▶ [Material]
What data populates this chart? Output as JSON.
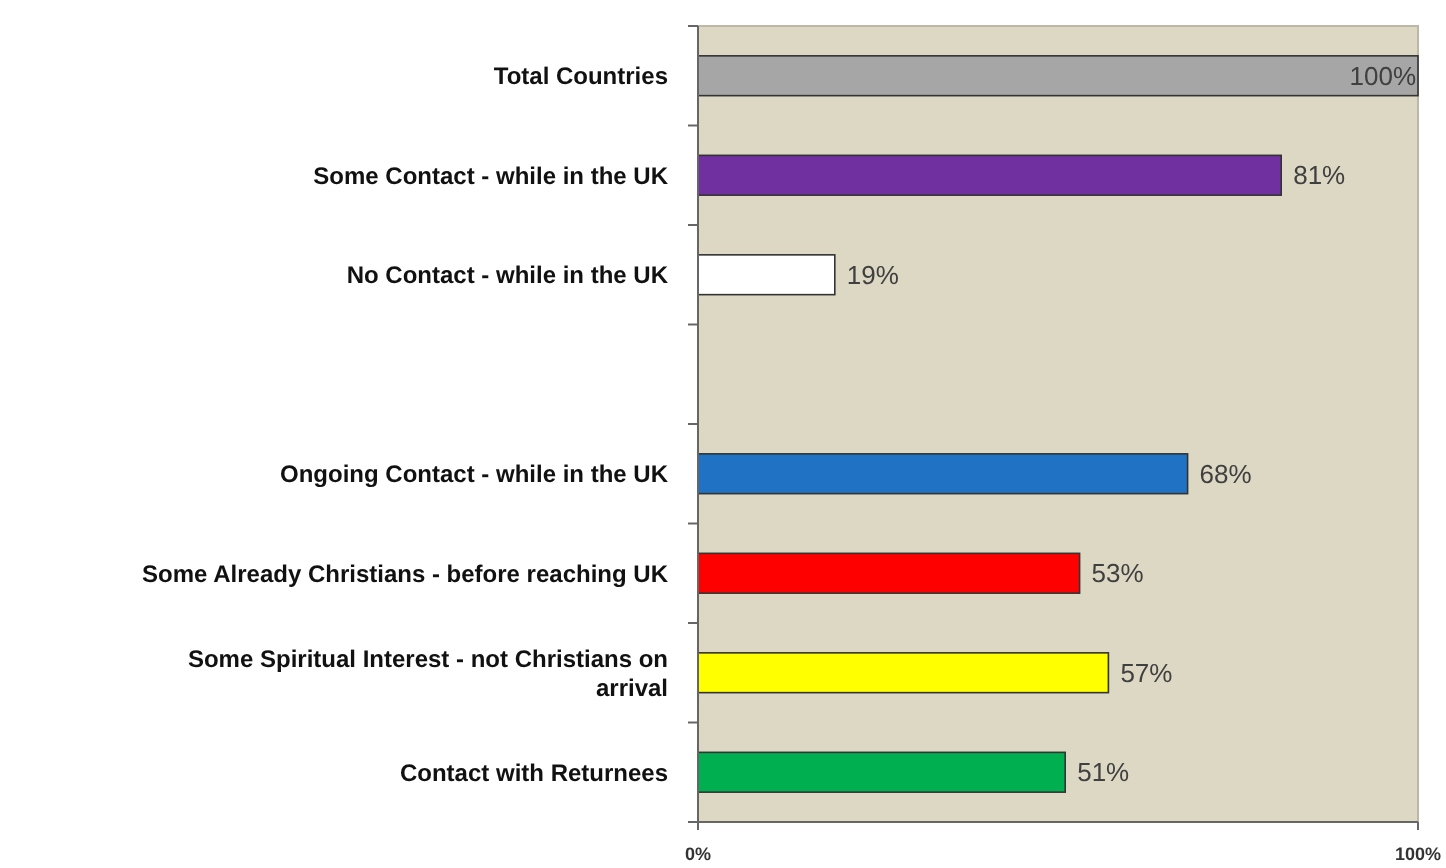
{
  "chart_data": {
    "type": "bar",
    "orientation": "horizontal",
    "categories": [
      "Total Countries",
      "Some Contact - while in the UK",
      "No Contact - while in the UK",
      null,
      "Ongoing Contact - while in the UK",
      "Some Already  Christians - before reaching UK",
      "Some Spiritual Interest - not Christians on arrival",
      "Contact with Returnees"
    ],
    "values": [
      100,
      81,
      19,
      null,
      68,
      53,
      57,
      51
    ],
    "colors": [
      "#a6a6a6",
      "#7030a0",
      "#ffffff",
      null,
      "#1f72c4",
      "#ff0000",
      "#ffff00",
      "#00b050"
    ],
    "value_labels": [
      "100%",
      "81%",
      "19%",
      null,
      "68%",
      "53%",
      "57%",
      "51%"
    ],
    "xlim": [
      0,
      100
    ],
    "xticks": [
      {
        "value": 0,
        "label": "0%"
      },
      {
        "value": 100,
        "label": "100%"
      }
    ],
    "grid": false
  }
}
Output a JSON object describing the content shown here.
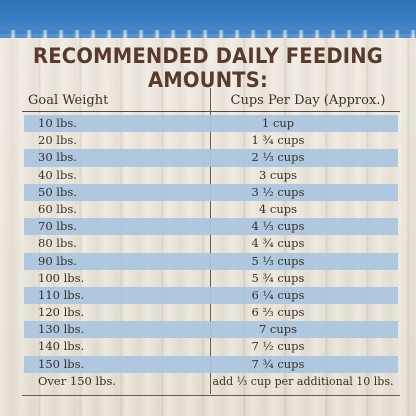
{
  "title": "RECOMMENDED DAILY FEEDING AMOUNTS:",
  "columns": {
    "weight": "Goal Weight",
    "cups": "Cups Per Day (Approx.)"
  },
  "rows": [
    {
      "weight": "10 lbs.",
      "cups": "1 cup"
    },
    {
      "weight": "20 lbs.",
      "cups": "1 ¾ cups"
    },
    {
      "weight": "30 lbs.",
      "cups": "2 ⅓ cups"
    },
    {
      "weight": "40 lbs.",
      "cups": "3 cups"
    },
    {
      "weight": "50 lbs.",
      "cups": "3 ½ cups"
    },
    {
      "weight": "60 lbs.",
      "cups": "4 cups"
    },
    {
      "weight": "70 lbs.",
      "cups": "4 ⅓ cups"
    },
    {
      "weight": "80 lbs.",
      "cups": "4 ¾ cups"
    },
    {
      "weight": "90 lbs.",
      "cups": "5 ⅓ cups"
    },
    {
      "weight": "100 lbs.",
      "cups": "5 ¾ cups"
    },
    {
      "weight": "110 lbs.",
      "cups": "6 ¼ cups"
    },
    {
      "weight": "120 lbs.",
      "cups": "6 ⅔ cups"
    },
    {
      "weight": "130 lbs.",
      "cups": "7 cups"
    },
    {
      "weight": "140 lbs.",
      "cups": "7 ½ cups"
    },
    {
      "weight": "150 lbs.",
      "cups": "7 ¾ cups"
    },
    {
      "weight": "Over 150 lbs.",
      "cups": "add ⅓ cup per additional 10 lbs."
    }
  ],
  "colors": {
    "band": "#a9c6df",
    "title": "#5a3a2a",
    "top_band": "#3b80c4"
  }
}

▶ [Stated goal] Skip the images and write out the rest of the listing exactly.

▶ [Full output]
What data populates this chart? Output as JSON.
{
  "chart_data": {
    "type": "bar",
    "orientation": "horizontal",
    "categories": [
      "Total Countries",
      "Some Contact - while in the UK",
      "No Contact - while in the UK",
      null,
      "Ongoing Contact - while in the UK",
      "Some Already  Christians - before reaching UK",
      "Some Spiritual Interest - not Christians on arrival",
      "Contact with Returnees"
    ],
    "values": [
      100,
      81,
      19,
      null,
      68,
      53,
      57,
      51
    ],
    "colors": [
      "#a6a6a6",
      "#7030a0",
      "#ffffff",
      null,
      "#1f72c4",
      "#ff0000",
      "#ffff00",
      "#00b050"
    ],
    "value_labels": [
      "100%",
      "81%",
      "19%",
      null,
      "68%",
      "53%",
      "57%",
      "51%"
    ],
    "xlim": [
      0,
      100
    ],
    "xticks": [
      {
        "value": 0,
        "label": "0%"
      },
      {
        "value": 100,
        "label": "100%"
      }
    ],
    "grid": false
  }
}
Output a JSON object describing the content shown here.
{
  "title": "RECOMMENDED DAILY FEEDING AMOUNTS:",
  "columns": {
    "weight": "Goal Weight",
    "cups": "Cups Per Day (Approx.)"
  },
  "rows": [
    {
      "weight": "10 lbs.",
      "cups": "1 cup"
    },
    {
      "weight": "20 lbs.",
      "cups": "1 ¾ cups"
    },
    {
      "weight": "30 lbs.",
      "cups": "2 ⅓ cups"
    },
    {
      "weight": "40 lbs.",
      "cups": "3 cups"
    },
    {
      "weight": "50 lbs.",
      "cups": "3 ½ cups"
    },
    {
      "weight": "60 lbs.",
      "cups": "4 cups"
    },
    {
      "weight": "70 lbs.",
      "cups": "4 ⅓ cups"
    },
    {
      "weight": "80 lbs.",
      "cups": "4 ¾ cups"
    },
    {
      "weight": "90 lbs.",
      "cups": "5 ⅓ cups"
    },
    {
      "weight": "100 lbs.",
      "cups": "5 ¾ cups"
    },
    {
      "weight": "110 lbs.",
      "cups": "6 ¼ cups"
    },
    {
      "weight": "120 lbs.",
      "cups": "6 ⅔ cups"
    },
    {
      "weight": "130 lbs.",
      "cups": "7 cups"
    },
    {
      "weight": "140 lbs.",
      "cups": "7 ½ cups"
    },
    {
      "weight": "150 lbs.",
      "cups": "7 ¾ cups"
    },
    {
      "weight": "Over 150 lbs.",
      "cups": "add ⅓ cup per additional 10 lbs."
    }
  ],
  "colors": {
    "band": "#a9c6df",
    "title": "#5a3a2a",
    "top_band": "#3b80c4"
  }
}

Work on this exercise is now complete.